> Directions for this task
Show every line in the entries below where the word "THROUGH" appears.

> Input for this task

□ □ □ □ □ □ □

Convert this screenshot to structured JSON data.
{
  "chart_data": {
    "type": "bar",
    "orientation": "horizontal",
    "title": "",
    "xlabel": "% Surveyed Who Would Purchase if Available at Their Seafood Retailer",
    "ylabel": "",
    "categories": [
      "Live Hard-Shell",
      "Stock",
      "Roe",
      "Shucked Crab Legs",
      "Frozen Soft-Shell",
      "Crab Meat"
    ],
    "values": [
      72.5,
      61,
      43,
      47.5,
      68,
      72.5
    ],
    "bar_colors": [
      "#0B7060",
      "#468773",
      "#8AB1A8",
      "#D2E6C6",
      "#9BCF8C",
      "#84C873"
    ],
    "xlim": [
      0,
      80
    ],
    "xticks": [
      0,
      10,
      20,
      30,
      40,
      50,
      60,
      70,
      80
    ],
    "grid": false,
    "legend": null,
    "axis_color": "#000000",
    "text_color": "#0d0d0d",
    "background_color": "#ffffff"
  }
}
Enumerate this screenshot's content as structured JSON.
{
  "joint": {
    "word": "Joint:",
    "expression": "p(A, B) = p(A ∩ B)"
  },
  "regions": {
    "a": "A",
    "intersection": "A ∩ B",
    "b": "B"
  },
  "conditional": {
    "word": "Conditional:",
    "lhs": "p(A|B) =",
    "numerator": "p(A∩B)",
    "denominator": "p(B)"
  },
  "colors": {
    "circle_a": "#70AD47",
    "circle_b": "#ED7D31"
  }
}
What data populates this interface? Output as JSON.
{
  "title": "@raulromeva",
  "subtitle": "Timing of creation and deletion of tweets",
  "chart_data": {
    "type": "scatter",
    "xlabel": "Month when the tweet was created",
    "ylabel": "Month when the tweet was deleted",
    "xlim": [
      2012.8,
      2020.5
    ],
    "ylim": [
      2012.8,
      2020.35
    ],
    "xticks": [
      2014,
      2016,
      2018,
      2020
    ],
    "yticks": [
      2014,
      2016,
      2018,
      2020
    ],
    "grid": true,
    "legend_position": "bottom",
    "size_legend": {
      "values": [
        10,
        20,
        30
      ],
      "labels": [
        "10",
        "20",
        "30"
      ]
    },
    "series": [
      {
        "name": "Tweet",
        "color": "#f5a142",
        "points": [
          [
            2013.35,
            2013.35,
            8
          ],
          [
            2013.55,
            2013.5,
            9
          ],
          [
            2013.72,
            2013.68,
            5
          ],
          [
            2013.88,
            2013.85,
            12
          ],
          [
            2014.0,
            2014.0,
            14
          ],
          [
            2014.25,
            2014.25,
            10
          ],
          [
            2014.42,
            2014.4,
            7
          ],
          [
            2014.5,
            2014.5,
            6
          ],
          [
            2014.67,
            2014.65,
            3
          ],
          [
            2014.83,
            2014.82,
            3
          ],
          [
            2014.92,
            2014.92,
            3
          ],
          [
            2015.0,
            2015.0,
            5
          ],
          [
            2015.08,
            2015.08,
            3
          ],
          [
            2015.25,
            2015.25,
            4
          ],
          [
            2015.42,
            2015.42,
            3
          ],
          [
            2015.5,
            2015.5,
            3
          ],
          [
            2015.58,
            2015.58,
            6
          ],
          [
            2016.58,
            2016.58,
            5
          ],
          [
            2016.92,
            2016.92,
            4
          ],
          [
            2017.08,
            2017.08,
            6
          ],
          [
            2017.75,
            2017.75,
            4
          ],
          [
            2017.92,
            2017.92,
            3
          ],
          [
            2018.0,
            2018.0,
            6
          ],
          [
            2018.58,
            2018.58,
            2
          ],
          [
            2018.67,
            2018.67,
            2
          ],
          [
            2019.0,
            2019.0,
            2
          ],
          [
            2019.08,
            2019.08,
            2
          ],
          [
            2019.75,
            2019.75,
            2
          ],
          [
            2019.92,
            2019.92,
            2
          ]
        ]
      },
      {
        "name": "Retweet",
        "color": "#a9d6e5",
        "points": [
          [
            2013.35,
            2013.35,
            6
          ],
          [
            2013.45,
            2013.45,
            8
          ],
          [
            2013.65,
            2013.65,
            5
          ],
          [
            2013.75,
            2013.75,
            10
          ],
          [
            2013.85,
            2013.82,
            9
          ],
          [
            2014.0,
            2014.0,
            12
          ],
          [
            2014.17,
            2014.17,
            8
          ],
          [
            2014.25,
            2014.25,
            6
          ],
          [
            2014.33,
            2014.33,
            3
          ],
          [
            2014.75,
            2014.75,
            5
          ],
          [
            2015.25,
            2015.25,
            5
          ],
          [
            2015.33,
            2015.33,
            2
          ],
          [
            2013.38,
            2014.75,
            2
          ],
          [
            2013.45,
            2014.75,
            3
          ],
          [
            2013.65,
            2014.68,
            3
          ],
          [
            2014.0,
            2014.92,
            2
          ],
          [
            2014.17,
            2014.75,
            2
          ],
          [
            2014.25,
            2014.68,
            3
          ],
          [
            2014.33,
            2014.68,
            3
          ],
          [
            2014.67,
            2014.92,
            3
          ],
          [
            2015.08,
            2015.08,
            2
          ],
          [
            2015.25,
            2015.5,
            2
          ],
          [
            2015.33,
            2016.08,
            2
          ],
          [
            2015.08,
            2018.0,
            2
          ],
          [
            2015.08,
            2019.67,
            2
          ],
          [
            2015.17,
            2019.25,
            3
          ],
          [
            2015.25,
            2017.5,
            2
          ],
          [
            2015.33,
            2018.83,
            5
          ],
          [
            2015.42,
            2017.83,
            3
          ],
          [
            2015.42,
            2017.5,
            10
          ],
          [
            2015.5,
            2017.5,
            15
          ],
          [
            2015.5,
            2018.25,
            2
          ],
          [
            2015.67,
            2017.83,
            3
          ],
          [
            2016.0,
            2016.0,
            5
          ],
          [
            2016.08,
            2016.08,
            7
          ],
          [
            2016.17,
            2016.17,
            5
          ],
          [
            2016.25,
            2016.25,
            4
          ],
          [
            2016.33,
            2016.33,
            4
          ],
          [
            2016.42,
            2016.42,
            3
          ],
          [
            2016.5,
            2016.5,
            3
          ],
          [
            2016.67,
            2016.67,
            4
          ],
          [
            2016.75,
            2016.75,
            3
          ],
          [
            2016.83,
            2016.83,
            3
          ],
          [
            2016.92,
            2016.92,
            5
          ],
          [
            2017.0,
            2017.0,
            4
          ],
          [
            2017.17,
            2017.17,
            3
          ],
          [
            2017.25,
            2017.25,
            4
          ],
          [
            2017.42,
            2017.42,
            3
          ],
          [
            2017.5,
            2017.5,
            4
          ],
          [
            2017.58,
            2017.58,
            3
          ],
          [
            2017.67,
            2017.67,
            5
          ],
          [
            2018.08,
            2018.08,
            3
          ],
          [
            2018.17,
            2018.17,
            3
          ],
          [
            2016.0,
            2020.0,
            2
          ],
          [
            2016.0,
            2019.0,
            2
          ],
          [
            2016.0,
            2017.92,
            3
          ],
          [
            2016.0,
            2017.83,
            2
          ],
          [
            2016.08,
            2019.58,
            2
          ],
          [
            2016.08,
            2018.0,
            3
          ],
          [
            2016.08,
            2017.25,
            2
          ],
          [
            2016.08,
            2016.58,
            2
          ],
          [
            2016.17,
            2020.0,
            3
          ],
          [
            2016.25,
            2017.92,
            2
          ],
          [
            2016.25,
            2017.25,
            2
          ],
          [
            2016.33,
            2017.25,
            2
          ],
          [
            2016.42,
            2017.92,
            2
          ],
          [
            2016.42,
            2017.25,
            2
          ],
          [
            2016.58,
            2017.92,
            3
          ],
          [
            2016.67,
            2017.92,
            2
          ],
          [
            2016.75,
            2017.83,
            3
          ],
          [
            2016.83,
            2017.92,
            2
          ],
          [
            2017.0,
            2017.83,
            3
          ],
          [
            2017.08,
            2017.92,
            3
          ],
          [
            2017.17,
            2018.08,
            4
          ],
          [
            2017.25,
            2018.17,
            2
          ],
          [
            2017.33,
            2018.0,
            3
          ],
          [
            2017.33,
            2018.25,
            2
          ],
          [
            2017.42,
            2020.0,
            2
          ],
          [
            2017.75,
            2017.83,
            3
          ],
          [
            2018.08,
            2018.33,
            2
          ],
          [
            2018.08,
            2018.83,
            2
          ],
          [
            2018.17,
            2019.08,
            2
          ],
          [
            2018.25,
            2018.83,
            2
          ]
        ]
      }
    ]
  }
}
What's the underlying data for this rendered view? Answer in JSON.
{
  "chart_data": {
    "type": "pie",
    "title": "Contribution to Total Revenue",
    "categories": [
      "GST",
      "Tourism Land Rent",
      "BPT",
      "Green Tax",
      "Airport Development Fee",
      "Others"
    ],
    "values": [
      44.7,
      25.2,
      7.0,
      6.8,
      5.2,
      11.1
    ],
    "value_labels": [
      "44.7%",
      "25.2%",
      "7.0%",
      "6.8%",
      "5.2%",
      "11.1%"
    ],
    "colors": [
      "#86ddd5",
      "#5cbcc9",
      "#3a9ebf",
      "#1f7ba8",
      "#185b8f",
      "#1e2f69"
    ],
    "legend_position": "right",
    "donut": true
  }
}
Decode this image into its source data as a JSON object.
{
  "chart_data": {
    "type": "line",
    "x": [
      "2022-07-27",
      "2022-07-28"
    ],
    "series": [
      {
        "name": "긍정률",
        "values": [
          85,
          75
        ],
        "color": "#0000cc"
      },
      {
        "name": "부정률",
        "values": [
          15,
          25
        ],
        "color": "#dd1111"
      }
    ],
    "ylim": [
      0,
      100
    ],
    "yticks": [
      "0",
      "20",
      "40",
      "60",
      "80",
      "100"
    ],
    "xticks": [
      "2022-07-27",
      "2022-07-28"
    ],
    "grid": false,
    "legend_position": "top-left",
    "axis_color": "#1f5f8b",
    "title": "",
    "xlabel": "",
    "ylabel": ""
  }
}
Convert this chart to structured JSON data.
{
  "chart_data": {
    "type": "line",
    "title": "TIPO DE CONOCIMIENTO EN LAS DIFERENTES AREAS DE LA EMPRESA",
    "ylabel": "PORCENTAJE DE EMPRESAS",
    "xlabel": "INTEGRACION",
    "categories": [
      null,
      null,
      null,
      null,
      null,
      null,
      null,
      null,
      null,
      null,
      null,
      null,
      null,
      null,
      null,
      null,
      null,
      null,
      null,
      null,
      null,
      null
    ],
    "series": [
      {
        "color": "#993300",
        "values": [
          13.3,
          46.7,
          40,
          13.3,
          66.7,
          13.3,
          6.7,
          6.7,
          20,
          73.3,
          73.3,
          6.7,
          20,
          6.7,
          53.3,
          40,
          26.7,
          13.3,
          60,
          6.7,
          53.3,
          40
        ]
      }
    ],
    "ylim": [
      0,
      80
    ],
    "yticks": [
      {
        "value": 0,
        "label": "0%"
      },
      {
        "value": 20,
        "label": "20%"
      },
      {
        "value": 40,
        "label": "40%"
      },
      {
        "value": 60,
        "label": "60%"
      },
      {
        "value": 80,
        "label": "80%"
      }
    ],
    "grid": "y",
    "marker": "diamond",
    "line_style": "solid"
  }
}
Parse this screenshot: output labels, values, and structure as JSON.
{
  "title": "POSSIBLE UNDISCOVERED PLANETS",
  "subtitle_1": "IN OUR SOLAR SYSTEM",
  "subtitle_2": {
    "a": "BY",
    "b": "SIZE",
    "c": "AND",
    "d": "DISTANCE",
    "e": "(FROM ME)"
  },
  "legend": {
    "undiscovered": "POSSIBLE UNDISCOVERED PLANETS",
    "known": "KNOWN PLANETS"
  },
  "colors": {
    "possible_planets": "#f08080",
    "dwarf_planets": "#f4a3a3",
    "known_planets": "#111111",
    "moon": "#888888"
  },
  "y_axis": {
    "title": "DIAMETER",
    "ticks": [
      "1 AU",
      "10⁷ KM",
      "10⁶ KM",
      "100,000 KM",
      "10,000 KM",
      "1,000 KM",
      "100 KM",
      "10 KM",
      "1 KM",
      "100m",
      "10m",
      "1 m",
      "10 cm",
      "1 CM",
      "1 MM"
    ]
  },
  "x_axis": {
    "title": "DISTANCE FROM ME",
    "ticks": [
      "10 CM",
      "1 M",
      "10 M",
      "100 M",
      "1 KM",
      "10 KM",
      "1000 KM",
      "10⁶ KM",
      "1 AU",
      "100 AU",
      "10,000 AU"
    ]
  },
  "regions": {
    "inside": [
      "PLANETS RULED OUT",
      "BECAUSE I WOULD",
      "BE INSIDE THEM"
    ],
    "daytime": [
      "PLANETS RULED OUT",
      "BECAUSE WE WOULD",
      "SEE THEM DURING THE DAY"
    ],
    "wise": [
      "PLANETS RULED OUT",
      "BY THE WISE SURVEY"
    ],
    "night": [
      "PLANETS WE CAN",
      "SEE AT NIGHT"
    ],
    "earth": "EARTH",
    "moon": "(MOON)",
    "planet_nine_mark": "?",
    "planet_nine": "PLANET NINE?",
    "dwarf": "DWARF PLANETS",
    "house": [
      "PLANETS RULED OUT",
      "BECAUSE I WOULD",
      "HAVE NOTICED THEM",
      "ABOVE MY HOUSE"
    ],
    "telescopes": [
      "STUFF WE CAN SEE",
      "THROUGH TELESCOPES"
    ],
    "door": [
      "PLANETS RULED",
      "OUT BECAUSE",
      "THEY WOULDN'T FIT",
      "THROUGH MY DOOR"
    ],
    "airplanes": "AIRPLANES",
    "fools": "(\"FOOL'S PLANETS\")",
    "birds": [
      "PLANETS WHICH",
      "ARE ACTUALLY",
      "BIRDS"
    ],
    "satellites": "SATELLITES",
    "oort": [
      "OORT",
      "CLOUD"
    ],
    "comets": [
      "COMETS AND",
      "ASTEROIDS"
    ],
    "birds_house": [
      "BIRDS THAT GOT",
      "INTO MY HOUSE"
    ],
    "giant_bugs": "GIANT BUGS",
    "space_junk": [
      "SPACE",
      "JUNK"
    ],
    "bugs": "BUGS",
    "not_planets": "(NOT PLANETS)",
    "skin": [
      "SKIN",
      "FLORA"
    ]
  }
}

□ □ □ □ □ □ □

> Answer to the problem
      "THROUGH TELESCOPES"
      "THROUGH MY DOOR"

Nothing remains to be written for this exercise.